(TASK OBJECTIVE)
Keep only those lines of the records that include the string "screenshot".

(DATA FOR THIS TASK)
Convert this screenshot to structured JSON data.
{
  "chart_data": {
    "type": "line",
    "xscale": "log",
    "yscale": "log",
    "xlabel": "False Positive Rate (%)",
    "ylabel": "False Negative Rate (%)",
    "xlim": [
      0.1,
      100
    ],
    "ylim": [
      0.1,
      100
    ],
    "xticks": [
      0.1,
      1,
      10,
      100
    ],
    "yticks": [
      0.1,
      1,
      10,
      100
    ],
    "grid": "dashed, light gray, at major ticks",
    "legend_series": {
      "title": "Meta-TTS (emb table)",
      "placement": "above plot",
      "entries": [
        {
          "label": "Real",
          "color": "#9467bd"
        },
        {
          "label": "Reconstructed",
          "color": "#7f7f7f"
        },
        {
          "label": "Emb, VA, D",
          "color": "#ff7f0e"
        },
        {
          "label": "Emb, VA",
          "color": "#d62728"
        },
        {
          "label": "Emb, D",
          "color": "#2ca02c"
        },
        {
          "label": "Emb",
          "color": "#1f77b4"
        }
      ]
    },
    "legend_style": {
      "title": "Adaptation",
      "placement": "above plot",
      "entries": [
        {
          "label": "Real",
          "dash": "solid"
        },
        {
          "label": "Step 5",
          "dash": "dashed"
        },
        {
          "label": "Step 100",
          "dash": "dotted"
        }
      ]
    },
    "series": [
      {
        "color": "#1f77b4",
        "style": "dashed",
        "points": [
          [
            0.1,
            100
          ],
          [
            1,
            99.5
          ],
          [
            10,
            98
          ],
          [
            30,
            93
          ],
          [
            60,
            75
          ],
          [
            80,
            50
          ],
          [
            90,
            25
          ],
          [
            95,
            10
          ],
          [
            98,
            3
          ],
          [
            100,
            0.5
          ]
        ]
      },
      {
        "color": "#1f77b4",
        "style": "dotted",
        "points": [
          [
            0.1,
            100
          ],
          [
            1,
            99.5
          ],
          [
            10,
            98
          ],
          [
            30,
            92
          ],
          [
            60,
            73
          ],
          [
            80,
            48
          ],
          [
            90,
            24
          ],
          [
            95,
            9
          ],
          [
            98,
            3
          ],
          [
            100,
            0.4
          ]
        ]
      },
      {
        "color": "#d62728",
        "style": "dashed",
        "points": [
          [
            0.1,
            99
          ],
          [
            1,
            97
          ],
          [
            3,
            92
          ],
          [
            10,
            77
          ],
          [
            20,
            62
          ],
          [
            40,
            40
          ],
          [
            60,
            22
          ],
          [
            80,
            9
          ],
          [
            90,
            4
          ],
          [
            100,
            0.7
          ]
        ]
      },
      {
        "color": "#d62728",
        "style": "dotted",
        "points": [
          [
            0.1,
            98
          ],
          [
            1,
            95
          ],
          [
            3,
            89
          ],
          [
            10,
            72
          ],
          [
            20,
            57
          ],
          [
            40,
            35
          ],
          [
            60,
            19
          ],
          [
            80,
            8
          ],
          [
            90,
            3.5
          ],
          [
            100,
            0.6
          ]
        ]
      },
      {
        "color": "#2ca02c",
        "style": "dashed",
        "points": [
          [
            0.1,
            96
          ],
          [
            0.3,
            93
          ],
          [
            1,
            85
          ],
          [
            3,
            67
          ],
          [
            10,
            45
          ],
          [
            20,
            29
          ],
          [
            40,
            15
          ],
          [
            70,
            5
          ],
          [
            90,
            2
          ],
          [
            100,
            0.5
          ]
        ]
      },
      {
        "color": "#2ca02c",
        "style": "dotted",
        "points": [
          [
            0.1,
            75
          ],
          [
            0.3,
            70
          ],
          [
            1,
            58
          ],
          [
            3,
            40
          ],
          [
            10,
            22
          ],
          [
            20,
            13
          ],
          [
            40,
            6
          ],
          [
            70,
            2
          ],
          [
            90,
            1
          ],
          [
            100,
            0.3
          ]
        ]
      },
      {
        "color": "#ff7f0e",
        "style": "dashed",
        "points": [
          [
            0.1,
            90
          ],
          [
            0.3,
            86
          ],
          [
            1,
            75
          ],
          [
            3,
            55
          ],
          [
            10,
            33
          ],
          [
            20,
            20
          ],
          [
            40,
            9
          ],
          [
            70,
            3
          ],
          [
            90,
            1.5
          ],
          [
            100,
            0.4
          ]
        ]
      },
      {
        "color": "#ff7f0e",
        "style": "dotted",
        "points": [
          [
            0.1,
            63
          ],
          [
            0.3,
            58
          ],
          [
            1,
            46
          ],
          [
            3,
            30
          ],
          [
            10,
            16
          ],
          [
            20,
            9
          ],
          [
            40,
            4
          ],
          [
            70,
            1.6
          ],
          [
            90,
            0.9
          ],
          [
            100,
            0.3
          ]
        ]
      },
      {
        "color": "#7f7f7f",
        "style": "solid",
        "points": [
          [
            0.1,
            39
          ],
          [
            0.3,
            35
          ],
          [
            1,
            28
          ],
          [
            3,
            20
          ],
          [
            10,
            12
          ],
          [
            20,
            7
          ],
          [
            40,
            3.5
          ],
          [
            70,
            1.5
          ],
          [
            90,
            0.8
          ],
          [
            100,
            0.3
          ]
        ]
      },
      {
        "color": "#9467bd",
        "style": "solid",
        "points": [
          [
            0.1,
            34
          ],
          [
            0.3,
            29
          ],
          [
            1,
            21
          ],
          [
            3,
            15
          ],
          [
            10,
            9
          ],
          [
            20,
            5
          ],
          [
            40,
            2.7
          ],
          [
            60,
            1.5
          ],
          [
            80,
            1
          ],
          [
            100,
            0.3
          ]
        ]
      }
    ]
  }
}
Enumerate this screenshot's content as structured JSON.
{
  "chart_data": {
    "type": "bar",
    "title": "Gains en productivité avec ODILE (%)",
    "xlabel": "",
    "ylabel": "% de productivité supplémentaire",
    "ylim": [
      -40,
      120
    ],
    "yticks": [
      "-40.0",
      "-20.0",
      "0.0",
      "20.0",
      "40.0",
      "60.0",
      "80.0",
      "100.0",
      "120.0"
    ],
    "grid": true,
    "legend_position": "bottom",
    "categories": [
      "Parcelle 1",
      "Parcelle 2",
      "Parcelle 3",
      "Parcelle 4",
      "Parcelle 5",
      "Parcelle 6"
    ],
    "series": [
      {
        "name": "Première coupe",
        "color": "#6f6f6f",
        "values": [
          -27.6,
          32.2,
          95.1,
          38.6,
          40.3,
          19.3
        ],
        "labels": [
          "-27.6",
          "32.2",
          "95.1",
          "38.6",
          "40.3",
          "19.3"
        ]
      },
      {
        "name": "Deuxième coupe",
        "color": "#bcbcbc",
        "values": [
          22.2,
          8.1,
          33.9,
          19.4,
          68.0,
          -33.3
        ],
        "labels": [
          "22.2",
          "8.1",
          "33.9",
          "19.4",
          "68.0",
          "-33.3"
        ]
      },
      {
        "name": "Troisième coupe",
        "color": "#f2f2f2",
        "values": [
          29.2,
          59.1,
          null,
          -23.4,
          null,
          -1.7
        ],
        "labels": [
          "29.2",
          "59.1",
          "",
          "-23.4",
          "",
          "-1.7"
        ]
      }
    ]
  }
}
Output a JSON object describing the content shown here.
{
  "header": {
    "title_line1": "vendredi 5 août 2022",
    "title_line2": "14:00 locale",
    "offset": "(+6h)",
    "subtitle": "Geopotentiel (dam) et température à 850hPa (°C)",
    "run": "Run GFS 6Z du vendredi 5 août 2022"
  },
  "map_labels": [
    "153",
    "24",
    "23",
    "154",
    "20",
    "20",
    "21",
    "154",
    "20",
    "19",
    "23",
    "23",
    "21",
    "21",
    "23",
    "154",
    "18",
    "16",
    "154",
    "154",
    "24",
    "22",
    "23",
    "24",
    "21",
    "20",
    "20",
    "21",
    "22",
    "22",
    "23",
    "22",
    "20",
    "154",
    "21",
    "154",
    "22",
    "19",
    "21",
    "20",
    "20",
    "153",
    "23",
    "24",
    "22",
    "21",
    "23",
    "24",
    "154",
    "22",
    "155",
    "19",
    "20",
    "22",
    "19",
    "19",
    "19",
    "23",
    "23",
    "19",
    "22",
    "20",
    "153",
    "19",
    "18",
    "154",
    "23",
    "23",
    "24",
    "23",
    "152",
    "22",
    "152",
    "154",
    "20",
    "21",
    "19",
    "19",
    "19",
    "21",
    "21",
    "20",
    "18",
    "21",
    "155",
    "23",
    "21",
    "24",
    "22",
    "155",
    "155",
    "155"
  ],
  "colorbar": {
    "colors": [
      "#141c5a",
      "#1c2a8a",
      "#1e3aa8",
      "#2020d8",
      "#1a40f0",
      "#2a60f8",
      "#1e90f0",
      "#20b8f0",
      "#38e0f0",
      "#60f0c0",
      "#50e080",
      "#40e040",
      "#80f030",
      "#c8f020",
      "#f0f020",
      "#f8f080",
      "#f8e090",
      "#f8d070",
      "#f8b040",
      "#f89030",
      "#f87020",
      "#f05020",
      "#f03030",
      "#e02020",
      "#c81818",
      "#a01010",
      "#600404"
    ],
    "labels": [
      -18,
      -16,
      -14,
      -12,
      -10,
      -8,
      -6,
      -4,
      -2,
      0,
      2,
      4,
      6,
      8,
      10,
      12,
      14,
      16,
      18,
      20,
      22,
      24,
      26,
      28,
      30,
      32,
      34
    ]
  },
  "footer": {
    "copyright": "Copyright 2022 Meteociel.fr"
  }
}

(TASK SOLUTION)
Convert this screenshot to structured JSON data.
Enumerate this screenshot's content as structured JSON.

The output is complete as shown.